- _BRIEF_:
Find the lines holding the word "screenshot" and collect them.

[START OF DATA LISTING]

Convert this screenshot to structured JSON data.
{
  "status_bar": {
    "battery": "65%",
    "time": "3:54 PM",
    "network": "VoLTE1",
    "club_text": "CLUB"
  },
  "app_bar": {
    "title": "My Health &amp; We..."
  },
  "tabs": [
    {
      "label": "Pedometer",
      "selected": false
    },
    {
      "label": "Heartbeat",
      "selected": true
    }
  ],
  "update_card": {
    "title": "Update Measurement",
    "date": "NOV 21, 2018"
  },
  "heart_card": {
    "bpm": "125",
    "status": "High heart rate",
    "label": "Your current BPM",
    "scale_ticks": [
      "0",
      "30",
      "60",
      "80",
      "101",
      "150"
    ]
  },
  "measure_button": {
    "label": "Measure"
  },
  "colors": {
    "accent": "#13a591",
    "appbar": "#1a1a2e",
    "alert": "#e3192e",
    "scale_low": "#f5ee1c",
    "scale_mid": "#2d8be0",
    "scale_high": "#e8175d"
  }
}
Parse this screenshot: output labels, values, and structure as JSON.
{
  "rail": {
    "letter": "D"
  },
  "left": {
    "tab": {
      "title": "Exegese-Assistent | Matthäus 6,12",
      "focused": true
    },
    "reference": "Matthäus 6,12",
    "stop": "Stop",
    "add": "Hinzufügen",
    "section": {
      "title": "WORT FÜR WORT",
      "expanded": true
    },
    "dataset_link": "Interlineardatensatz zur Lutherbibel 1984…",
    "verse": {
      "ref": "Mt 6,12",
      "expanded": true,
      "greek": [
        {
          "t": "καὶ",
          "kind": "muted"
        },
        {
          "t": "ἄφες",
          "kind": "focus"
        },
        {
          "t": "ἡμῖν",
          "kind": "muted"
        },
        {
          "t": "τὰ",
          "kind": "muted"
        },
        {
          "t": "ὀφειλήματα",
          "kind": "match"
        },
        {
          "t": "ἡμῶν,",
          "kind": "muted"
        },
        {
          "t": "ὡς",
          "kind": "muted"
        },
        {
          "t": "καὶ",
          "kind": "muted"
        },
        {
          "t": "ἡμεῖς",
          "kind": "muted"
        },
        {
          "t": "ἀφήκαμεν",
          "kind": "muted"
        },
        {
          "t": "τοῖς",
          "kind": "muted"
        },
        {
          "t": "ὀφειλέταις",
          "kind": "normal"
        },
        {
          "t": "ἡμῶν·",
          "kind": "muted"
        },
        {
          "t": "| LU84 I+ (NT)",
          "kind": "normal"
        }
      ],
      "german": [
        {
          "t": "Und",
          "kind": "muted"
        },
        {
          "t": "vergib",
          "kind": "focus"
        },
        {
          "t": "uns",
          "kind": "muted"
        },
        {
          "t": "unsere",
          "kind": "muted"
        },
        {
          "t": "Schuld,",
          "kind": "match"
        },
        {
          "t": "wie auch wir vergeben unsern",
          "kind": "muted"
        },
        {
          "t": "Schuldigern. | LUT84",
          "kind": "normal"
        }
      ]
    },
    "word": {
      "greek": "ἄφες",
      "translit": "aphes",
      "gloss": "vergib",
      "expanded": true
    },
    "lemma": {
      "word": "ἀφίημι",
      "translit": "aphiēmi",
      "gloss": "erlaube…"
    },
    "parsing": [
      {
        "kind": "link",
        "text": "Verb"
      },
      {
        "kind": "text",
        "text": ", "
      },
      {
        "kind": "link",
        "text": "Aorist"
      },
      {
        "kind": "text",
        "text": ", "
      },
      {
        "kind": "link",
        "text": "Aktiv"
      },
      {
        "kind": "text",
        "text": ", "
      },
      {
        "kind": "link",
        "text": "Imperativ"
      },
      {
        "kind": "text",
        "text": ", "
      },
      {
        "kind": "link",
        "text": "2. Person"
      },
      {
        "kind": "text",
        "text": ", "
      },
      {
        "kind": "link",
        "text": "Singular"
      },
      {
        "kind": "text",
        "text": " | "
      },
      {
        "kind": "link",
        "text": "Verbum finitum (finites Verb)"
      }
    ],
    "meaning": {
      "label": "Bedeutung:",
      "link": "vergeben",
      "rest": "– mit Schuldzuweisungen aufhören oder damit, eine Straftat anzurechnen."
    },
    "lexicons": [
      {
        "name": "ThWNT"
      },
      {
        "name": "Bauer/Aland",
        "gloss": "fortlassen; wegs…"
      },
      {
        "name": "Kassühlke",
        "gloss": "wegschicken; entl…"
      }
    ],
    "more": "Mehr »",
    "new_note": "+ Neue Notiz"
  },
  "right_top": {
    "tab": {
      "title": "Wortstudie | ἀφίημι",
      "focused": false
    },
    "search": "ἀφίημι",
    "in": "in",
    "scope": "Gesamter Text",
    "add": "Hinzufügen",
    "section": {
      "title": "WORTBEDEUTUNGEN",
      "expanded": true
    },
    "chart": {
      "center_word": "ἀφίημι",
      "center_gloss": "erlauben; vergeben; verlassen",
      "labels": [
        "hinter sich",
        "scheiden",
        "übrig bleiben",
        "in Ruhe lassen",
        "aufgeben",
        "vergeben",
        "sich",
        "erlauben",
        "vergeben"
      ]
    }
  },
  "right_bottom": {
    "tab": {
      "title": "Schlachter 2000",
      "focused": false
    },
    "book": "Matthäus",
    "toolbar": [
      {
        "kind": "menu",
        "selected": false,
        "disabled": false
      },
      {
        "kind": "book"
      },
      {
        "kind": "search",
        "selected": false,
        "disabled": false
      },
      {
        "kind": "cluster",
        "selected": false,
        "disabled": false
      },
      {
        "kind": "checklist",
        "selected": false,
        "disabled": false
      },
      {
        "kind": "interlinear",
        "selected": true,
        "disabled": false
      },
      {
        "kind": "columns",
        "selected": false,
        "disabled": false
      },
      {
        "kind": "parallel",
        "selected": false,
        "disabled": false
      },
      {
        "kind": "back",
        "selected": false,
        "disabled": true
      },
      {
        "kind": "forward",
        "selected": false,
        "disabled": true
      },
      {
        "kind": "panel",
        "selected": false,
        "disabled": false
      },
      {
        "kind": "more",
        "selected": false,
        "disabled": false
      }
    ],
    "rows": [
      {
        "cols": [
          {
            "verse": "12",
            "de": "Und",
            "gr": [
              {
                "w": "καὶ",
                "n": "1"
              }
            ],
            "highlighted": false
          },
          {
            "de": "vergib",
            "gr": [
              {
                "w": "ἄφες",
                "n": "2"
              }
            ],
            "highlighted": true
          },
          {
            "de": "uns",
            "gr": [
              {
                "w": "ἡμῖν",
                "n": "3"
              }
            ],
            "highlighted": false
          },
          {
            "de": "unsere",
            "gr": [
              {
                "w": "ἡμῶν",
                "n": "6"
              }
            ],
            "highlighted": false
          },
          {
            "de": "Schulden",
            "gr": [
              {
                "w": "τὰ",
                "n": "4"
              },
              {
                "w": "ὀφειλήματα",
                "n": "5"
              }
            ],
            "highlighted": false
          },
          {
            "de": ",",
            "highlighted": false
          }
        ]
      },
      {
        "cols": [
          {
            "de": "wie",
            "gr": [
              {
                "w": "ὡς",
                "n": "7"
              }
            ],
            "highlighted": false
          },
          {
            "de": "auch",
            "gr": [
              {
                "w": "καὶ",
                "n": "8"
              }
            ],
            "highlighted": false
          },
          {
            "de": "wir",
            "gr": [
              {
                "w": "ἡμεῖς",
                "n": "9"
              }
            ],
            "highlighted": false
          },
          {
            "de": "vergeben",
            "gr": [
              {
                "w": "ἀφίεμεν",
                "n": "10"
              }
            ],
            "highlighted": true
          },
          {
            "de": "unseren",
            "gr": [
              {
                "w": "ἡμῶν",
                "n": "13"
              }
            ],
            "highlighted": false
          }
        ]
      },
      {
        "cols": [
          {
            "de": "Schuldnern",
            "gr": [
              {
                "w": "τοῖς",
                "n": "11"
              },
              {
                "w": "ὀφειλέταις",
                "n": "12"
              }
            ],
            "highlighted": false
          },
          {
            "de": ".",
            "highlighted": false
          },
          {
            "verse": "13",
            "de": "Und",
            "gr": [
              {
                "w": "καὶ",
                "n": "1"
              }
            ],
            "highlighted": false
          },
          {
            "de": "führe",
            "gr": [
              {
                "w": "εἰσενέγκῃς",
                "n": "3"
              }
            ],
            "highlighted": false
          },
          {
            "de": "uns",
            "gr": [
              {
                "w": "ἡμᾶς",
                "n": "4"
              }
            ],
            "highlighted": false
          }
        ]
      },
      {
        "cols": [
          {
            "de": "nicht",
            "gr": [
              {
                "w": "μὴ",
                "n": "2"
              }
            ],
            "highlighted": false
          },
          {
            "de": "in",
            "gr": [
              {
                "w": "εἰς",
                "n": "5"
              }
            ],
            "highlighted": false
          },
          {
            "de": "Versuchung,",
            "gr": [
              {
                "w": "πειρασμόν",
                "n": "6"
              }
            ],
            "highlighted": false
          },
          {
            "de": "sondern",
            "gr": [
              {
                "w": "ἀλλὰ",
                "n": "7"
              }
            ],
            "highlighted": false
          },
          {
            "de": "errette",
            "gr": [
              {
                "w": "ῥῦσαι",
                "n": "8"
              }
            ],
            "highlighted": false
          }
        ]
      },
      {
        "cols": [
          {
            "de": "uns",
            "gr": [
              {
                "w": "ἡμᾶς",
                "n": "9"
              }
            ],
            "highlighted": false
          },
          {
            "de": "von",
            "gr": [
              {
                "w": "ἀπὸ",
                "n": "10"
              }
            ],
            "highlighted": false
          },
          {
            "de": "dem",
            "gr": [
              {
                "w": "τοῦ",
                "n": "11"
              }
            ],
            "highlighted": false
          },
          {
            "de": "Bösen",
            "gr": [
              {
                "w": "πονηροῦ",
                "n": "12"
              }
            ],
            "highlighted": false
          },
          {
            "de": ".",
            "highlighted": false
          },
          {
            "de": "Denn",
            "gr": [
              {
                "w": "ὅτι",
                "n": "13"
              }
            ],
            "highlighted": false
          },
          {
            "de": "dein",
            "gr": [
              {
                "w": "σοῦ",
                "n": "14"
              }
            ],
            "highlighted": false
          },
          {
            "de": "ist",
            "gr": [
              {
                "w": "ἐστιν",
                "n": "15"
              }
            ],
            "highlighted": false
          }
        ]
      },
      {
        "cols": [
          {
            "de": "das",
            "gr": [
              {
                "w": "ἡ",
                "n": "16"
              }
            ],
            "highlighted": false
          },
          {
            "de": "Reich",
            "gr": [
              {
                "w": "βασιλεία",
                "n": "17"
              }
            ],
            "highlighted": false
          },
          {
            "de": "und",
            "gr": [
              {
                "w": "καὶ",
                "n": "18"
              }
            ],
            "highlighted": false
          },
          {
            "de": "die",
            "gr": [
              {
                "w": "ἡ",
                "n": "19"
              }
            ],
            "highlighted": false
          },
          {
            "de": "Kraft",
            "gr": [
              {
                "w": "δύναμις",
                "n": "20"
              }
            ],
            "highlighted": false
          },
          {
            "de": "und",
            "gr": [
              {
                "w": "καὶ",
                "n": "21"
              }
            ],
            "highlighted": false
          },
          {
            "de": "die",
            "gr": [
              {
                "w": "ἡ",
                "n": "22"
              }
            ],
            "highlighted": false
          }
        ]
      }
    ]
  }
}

[END OF DATA LISTING]

- _EXERCISE RESPONSE_:
Convert this screenshot to structured JSON data.
Parse this screenshot: output labels, values, and structure as JSON.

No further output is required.